§ **DATA FOR PROCESSING**:
* * * *

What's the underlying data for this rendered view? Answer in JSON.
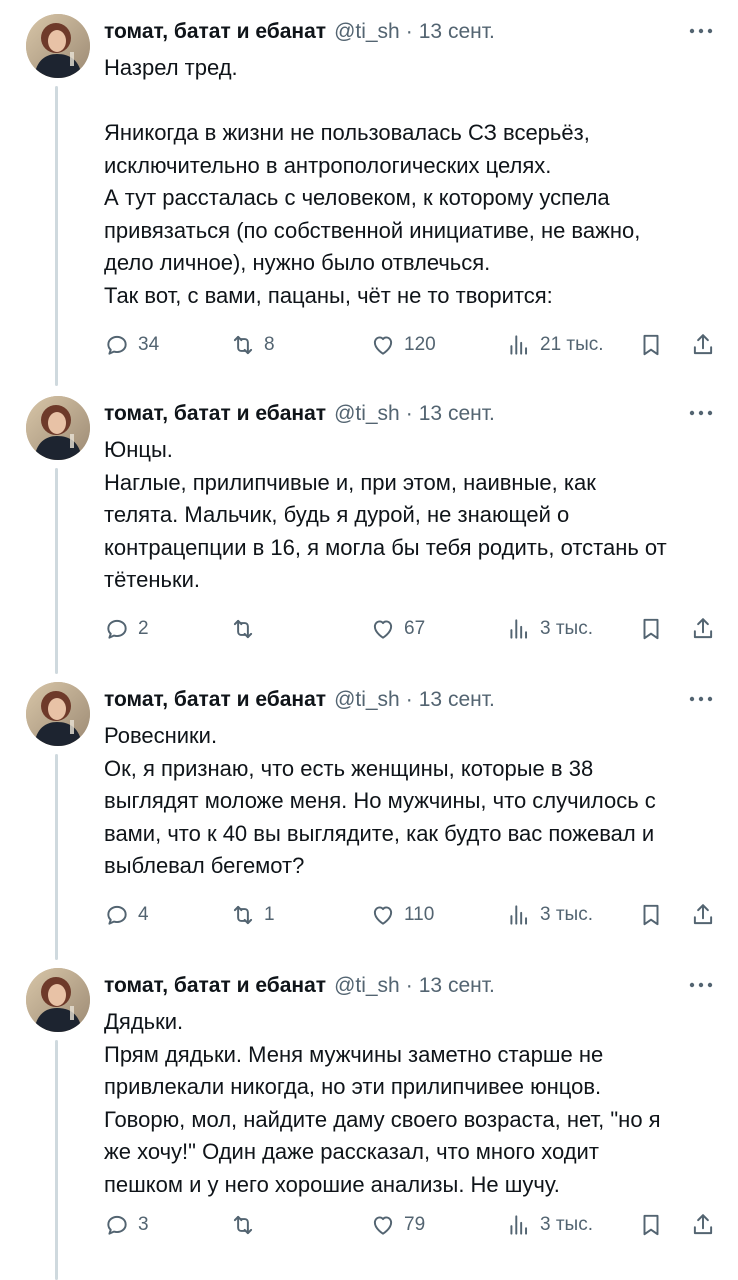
{
  "tweets": [
    {
      "name": "томат, батат и ебанат",
      "handle": "@ti_sh",
      "sep": "·",
      "date": "13 сент.",
      "text": "Назрел тред.\n\nЯникогда в жизни не пользовалась СЗ всерьёз,\nисключительно в антропологических целях.\nА тут рассталась с человеком, к которому успела\nпривязаться (по собственной инициативе, не важно,\nдело личное), нужно было отвлечься.\nТак вот, с вами, пацаны, чёт не то творится:",
      "replies": "34",
      "retweets": "8",
      "likes": "120",
      "views": "21 тыс."
    },
    {
      "name": "томат, батат и ебанат",
      "handle": "@ti_sh",
      "sep": "·",
      "date": "13 сент.",
      "text": "Юнцы.\nНаглые, прилипчивые и, при этом, наивные, как\nтелята. Мальчик, будь я дурой, не знающей о\nконтрацепции в 16, я могла бы тебя родить, отстань от\nтётеньки.",
      "replies": "2",
      "retweets": "",
      "likes": "67",
      "views": "3 тыс."
    },
    {
      "name": "томат, батат и ебанат",
      "handle": "@ti_sh",
      "sep": "·",
      "date": "13 сент.",
      "text": "Ровесники.\nОк, я признаю, что есть женщины, которые в 38\nвыглядят моложе меня. Но мужчины, что случилось с\nвами, что к 40 вы выглядите, как будто вас пожевал и\nвыблевал бегемот?",
      "replies": "4",
      "retweets": "1",
      "likes": "110",
      "views": "3 тыс."
    },
    {
      "name": "томат, батат и ебанат",
      "handle": "@ti_sh",
      "sep": "·",
      "date": "13 сент.",
      "text": "Дядьки.\nПрям дядьки. Меня мужчины заметно старше не\nпривлекали никогда, но эти прилипчивее юнцов.\nГоворю, мол, найдите даму своего возраста, нет, \"но я\nже хочу!\" Один даже рассказал, что много ходит\nпешком и у него хорошие анализы. Не шучу.",
      "replies": "3",
      "retweets": "",
      "likes": "79",
      "views": "3 тыс."
    }
  ],
  "icons": {
    "reply": "reply-icon",
    "retweet": "retweet-icon",
    "like": "like-icon",
    "views": "views-icon",
    "bookmark": "bookmark-icon",
    "share": "share-icon",
    "more": "more-icon"
  },
  "colors": {
    "text": "#0f1419",
    "secondary": "#536471",
    "thread_line": "#cfd9de"
  }
}
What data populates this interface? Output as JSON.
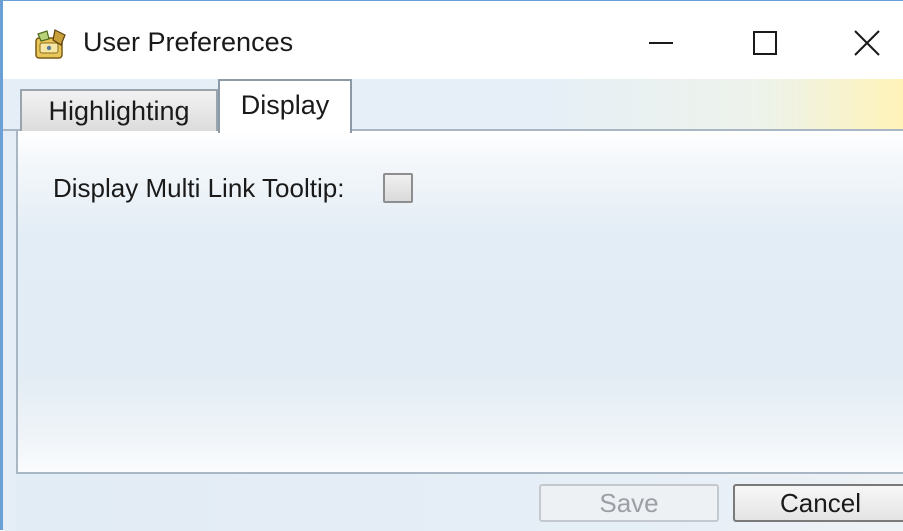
{
  "window": {
    "title": "User Preferences",
    "icon": "preferences-app-icon",
    "controls": {
      "minimize": "minimize-icon",
      "maximize": "maximize-icon",
      "close": "close-icon"
    }
  },
  "tabs": [
    {
      "label": "Highlighting",
      "selected": false
    },
    {
      "label": "Display",
      "selected": true
    }
  ],
  "display_tab": {
    "multi_link_tooltip_label": "Display Multi Link Tooltip:",
    "multi_link_tooltip_checked": false
  },
  "footer": {
    "save_label": "Save",
    "save_enabled": false,
    "cancel_label": "Cancel"
  },
  "colors": {
    "window_border": "#6aa0d6",
    "disabled_text": "#9aa0a6"
  }
}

* * * *

§ **YOUR GOAL**: Retype all entries exactly as they appear, dropping the images.

§ **FINAL RESULT**:
What's the underlying data for this rendered view? Answer in JSON.
{
  "tweets": [
    {
      "name": "томат, батат и ебанат",
      "handle": "@ti_sh",
      "sep": "·",
      "date": "13 сент.",
      "text": "Назрел тред.\n\nЯникогда в жизни не пользовалась СЗ всерьёз,\nисключительно в антропологических целях.\nА тут рассталась с человеком, к которому успела\nпривязаться (по собственной инициативе, не важно,\nдело личное), нужно было отвлечься.\nТак вот, с вами, пацаны, чёт не то творится:",
      "replies": "34",
      "retweets": "8",
      "likes": "120",
      "views": "21 тыс."
    },
    {
      "name": "томат, батат и ебанат",
      "handle": "@ti_sh",
      "sep": "·",
      "date": "13 сент.",
      "text": "Юнцы.\nНаглые, прилипчивые и, при этом, наивные, как\nтелята. Мальчик, будь я дурой, не знающей о\nконтрацепции в 16, я могла бы тебя родить, отстань от\nтётеньки.",
      "replies": "2",
      "retweets": "",
      "likes": "67",
      "views": "3 тыс."
    },
    {
      "name": "томат, батат и ебанат",
      "handle": "@ti_sh",
      "sep": "·",
      "date": "13 сент.",
      "text": "Ровесники.\nОк, я признаю, что есть женщины, которые в 38\nвыглядят моложе меня. Но мужчины, что случилось с\nвами, что к 40 вы выглядите, как будто вас пожевал и\nвыблевал бегемот?",
      "replies": "4",
      "retweets": "1",
      "likes": "110",
      "views": "3 тыс."
    },
    {
      "name": "томат, батат и ебанат",
      "handle": "@ti_sh",
      "sep": "·",
      "date": "13 сент.",
      "text": "Дядьки.\nПрям дядьки. Меня мужчины заметно старше не\nпривлекали никогда, но эти прилипчивее юнцов.\nГоворю, мол, найдите даму своего возраста, нет, \"но я\nже хочу!\" Один даже рассказал, что много ходит\nпешком и у него хорошие анализы. Не шучу.",
      "replies": "3",
      "retweets": "",
      "likes": "79",
      "views": "3 тыс."
    }
  ],
  "icons": {
    "reply": "reply-icon",
    "retweet": "retweet-icon",
    "like": "like-icon",
    "views": "views-icon",
    "bookmark": "bookmark-icon",
    "share": "share-icon",
    "more": "more-icon"
  },
  "colors": {
    "text": "#0f1419",
    "secondary": "#536471",
    "thread_line": "#cfd9de"
  }
}
What data populates this interface? Output as JSON.
{
  "window": {
    "title": "User Preferences",
    "icon": "preferences-app-icon",
    "controls": {
      "minimize": "minimize-icon",
      "maximize": "maximize-icon",
      "close": "close-icon"
    }
  },
  "tabs": [
    {
      "label": "Highlighting",
      "selected": false
    },
    {
      "label": "Display",
      "selected": true
    }
  ],
  "display_tab": {
    "multi_link_tooltip_label": "Display Multi Link Tooltip:",
    "multi_link_tooltip_checked": false
  },
  "footer": {
    "save_label": "Save",
    "save_enabled": false,
    "cancel_label": "Cancel"
  },
  "colors": {
    "window_border": "#6aa0d6",
    "disabled_text": "#9aa0a6"
  }
}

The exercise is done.